WHAT THIS TASK INVOLVES: Each line of the material below that holds the word "抹布摆放区" needs to be copied.

☆ ☆ ☆ ☆ ☆

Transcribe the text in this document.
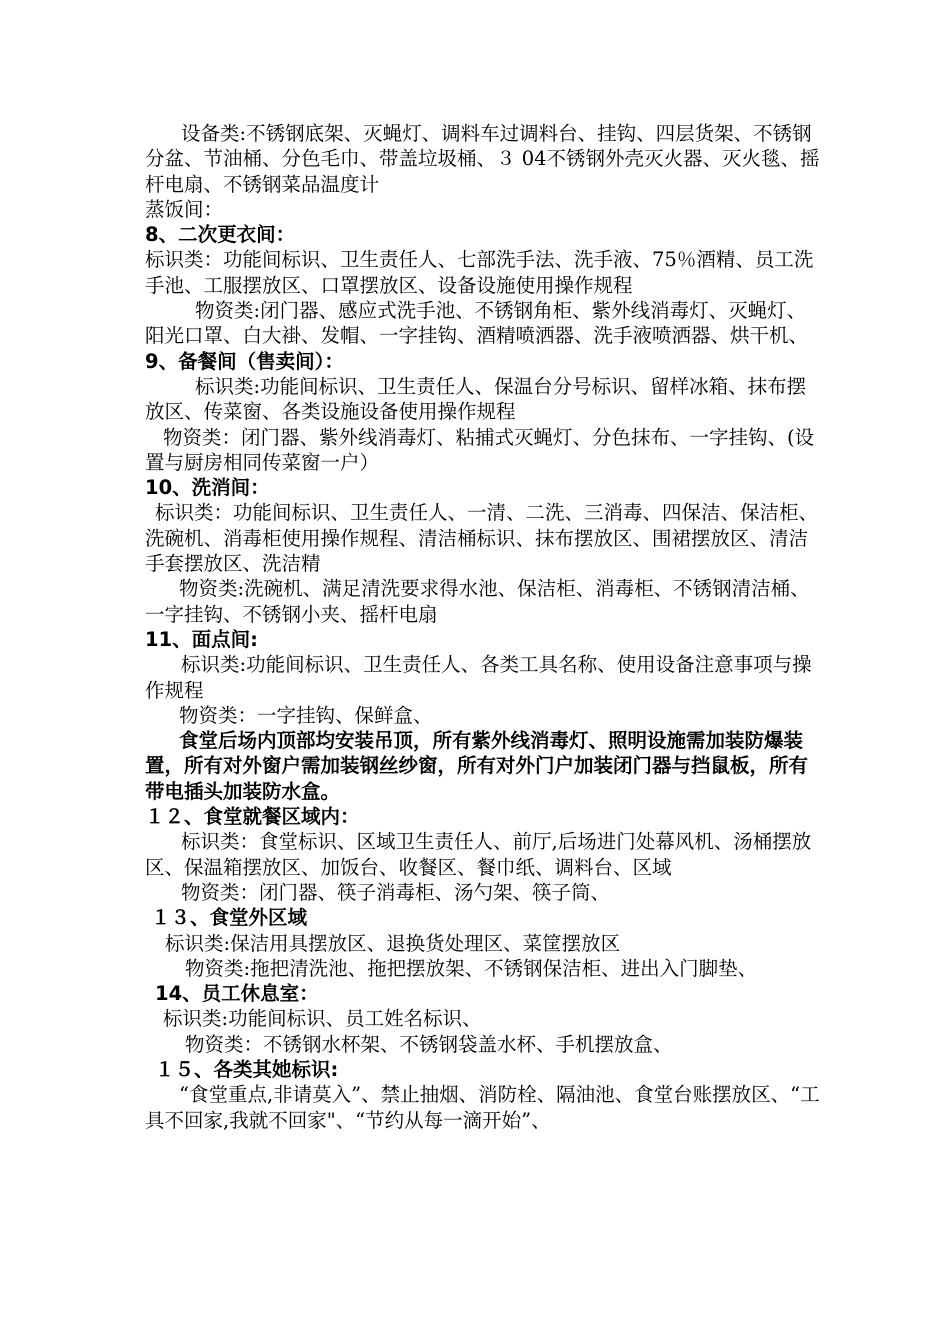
设备类:不锈钢底架、灭蝇灯、调料车过调料台、挂钩、四层货架、不锈钢分盆、节油桶、分色毛巾、带盖垃圾桶、３ 04不锈钢外壳灭火器、灭火毯、摇杆电扇、不锈钢菜品温度计

蒸饭间：

8、二次更衣间：

标识类：功能间标识、卫生责任人、七部洗手法、洗手液、75％酒精、员工洗手池、工服摆放区、口罩摆放区、设备设施使用操作规程

物资类:闭门器、感应式洗手池、不锈钢角柜、紫外线消毒灯、灭蝇灯、阳光口罩、白大褂、发帽、一字挂钩、酒精喷洒器、洗手液喷洒器、烘干机、

9、备餐间（售卖间）：

标识类:功能间标识、卫生责任人、保温台分号标识、留样冰箱、抹布摆放区、传菜窗、各类设施设备使用操作规程

物资类：闭门器、紫外线消毒灯、粘捕式灭蝇灯、分色抹布、一字挂钩、(设置与厨房相同传菜窗一户）

10、洗消间：

标识类：功能间标识、卫生责任人、一清、二洗、三消毒、四保洁、保洁柜、洗碗机、消毒柜使用操作规程、清洁桶标识、抹布摆放区、围裙摆放区、清洁手套摆放区、洗洁精

物资类:洗碗机、满足清洗要求得水池、保洁柜、消毒柜、不锈钢清洁桶、一字挂钩、不锈钢小夹、摇杆电扇

11、面点间:

标识类:功能间标识、卫生责任人、各类工具名称、使用设备注意事项与操作规程

物资类：一字挂钩、保鲜盒、

食堂后场内顶部均安装吊顶，所有紫外线消毒灯、照明设施需加装防爆装置，所有对外窗户需加装钢丝纱窗，所有对外门户加装闭门器与挡鼠板，所有带电插头加装防水盒。

１２、食堂就餐区域内：

标识类：食堂标识、区域卫生责任人、前厅,后场进门处幕风机、汤桶摆放区、保温箱摆放区、加饭台、收餐区、餐巾纸、调料台、区域

物资类：闭门器、筷子消毒柜、汤勺架、筷子筒、

１３、食堂外区域

标识类:保洁用具摆放区、退换货处理区、菜筐摆放区

物资类:拖把清洗池、拖把摆放架、不锈钢保洁柜、进出入门脚垫、

14、员工休息室：

标识类:功能间标识、员工姓名标识、

物资类：不锈钢水杯架、不锈钢袋盖水杯、手机摆放盒、

１５、各类其她标识:

“食堂重点,非请莫入”、禁止抽烟、消防栓、隔油池、食堂台账摆放区、“工具不回家,我就不回家"、“节约从每一滴开始”、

☆ ☆ ☆ ☆ ☆

RESULT BELOW:
标识类:功能间标识、卫生责任人、保温台分号标识、留样冰箱、抹布摆放区、传菜窗、各类设施设备使用操作规程
标识类：功能间标识、卫生责任人、一清、二洗、三消毒、四保洁、保洁柜、洗碗机、消毒柜使用操作规程、清洁桶标识、抹布摆放区、围裙摆放区、清洁手套摆放区、洗洁精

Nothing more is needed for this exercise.